• [Directive]
Each line that follows is to be retyped exactly.

[Collected data]
+---+
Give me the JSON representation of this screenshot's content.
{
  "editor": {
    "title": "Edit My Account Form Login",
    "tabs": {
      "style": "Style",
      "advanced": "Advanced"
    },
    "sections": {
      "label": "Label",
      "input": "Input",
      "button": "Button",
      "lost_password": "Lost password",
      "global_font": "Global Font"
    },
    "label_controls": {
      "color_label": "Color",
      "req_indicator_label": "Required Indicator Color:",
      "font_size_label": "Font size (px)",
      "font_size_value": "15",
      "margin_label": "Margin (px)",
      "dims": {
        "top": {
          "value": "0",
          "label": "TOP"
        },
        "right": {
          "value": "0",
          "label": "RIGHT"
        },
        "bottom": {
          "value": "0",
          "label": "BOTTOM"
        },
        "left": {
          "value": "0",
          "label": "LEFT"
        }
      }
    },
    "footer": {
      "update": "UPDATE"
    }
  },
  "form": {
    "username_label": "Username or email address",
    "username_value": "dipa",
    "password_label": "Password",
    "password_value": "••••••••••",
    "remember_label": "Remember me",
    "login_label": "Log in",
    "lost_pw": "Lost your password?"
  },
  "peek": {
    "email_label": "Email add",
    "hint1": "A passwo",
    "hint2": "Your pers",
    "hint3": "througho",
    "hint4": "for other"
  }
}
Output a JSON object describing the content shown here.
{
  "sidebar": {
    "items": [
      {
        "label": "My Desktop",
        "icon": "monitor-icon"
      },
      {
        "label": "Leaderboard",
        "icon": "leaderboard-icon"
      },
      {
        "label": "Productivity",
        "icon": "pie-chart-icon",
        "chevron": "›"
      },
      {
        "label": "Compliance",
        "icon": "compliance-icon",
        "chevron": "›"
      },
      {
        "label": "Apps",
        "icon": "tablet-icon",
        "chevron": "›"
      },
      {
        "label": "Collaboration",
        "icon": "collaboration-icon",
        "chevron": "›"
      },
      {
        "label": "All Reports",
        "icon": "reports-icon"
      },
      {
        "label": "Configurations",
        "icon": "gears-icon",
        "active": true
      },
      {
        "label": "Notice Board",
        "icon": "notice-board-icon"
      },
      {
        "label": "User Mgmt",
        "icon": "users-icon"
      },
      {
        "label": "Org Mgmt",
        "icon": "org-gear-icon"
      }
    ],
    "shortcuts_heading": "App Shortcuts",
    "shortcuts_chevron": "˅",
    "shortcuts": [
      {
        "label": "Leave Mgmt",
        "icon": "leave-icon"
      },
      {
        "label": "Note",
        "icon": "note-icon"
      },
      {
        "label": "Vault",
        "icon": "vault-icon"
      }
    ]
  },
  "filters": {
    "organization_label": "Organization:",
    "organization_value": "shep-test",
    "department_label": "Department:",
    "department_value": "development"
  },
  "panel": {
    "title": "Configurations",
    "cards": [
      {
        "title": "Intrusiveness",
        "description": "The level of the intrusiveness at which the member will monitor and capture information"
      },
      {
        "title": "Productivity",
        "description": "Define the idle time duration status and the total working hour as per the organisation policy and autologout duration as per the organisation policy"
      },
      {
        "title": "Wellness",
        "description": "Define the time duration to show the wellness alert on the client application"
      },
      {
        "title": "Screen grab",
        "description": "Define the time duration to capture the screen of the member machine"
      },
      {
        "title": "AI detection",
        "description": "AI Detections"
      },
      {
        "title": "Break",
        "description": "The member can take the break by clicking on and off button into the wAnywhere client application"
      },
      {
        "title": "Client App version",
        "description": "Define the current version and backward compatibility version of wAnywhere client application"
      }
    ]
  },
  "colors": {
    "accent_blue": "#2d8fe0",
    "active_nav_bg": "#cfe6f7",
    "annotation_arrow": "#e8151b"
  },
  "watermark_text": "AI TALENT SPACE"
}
+---+
• [Task output]
Give me the JSON representation of this screenshot's content.
{
  "editor": {
    "title": "Edit My Account Form Login",
    "tabs": {
      "style": "Style",
      "advanced": "Advanced"
    },
    "sections": {
      "label": "Label",
      "input": "Input",
      "button": "Button",
      "lost_password": "Lost password",
      "global_font": "Global Font"
    },
    "label_controls": {
      "color_label": "Color",
      "req_indicator_label": "Required Indicator Color:",
      "font_size_label": "Font size (px)",
      "font_size_value": "15",
      "margin_label": "Margin (px)",
      "dims": {
        "top": {
          "value": "0",
          "label": "TOP"
        },
        "right": {
          "value": "0",
          "label": "RIGHT"
        },
        "bottom": {
          "value": "0",
          "label": "BOTTOM"
        },
        "left": {
          "value": "0",
          "label": "LEFT"
        }
      }
    },
    "footer": {
      "update": "UPDATE"
    }
  },
  "form": {
    "username_label": "Username or email address",
    "username_value": "dipa",
    "password_label": "Password",
    "password_value": "••••••••••",
    "remember_label": "Remember me",
    "login_label": "Log in",
    "lost_pw": "Lost your password?"
  },
  "peek": {
    "email_label": "Email add",
    "hint1": "A passwo",
    "hint2": "Your pers",
    "hint3": "througho",
    "hint4": "for other"
  }
}
Output a JSON object describing the content shown here.
{
  "sidebar": {
    "items": [
      {
        "label": "My Desktop",
        "icon": "monitor-icon"
      },
      {
        "label": "Leaderboard",
        "icon": "leaderboard-icon"
      },
      {
        "label": "Productivity",
        "icon": "pie-chart-icon",
        "chevron": "›"
      },
      {
        "label": "Compliance",
        "icon": "compliance-icon",
        "chevron": "›"
      },
      {
        "label": "Apps",
        "icon": "tablet-icon",
        "chevron": "›"
      },
      {
        "label": "Collaboration",
        "icon": "collaboration-icon",
        "chevron": "›"
      },
      {
        "label": "All Reports",
        "icon": "reports-icon"
      },
      {
        "label": "Configurations",
        "icon": "gears-icon",
        "active": true
      },
      {
        "label": "Notice Board",
        "icon": "notice-board-icon"
      },
      {
        "label": "User Mgmt",
        "icon": "users-icon"
      },
      {
        "label": "Org Mgmt",
        "icon": "org-gear-icon"
      }
    ],
    "shortcuts_heading": "App Shortcuts",
    "shortcuts_chevron": "˅",
    "shortcuts": [
      {
        "label": "Leave Mgmt",
        "icon": "leave-icon"
      },
      {
        "label": "Note",
        "icon": "note-icon"
      },
      {
        "label": "Vault",
        "icon": "vault-icon"
      }
    ]
  },
  "filters": {
    "organization_label": "Organization:",
    "organization_value": "shep-test",
    "department_label": "Department:",
    "department_value": "development"
  },
  "panel": {
    "title": "Configurations",
    "cards": [
      {
        "title": "Intrusiveness",
        "description": "The level of the intrusiveness at which the member will monitor and capture information"
      },
      {
        "title": "Productivity",
        "description": "Define the idle time duration status and the total working hour as per the organisation policy and autologout duration as per the organisation policy"
      },
      {
        "title": "Wellness",
        "description": "Define the time duration to show the wellness alert on the client application"
      },
      {
        "title": "Screen grab",
        "description": "Define the time duration to capture the screen of the member machine"
      },
      {
        "title": "AI detection",
        "description": "AI Detections"
      },
      {
        "title": "Break",
        "description": "The member can take the break by clicking on and off button into the wAnywhere client application"
      },
      {
        "title": "Client App version",
        "description": "Define the current version and backward compatibility version of wAnywhere client application"
      }
    ]
  },
  "colors": {
    "accent_blue": "#2d8fe0",
    "active_nav_bg": "#cfe6f7",
    "annotation_arrow": "#e8151b"
  },
  "watermark_text": "AI TALENT SPACE"
}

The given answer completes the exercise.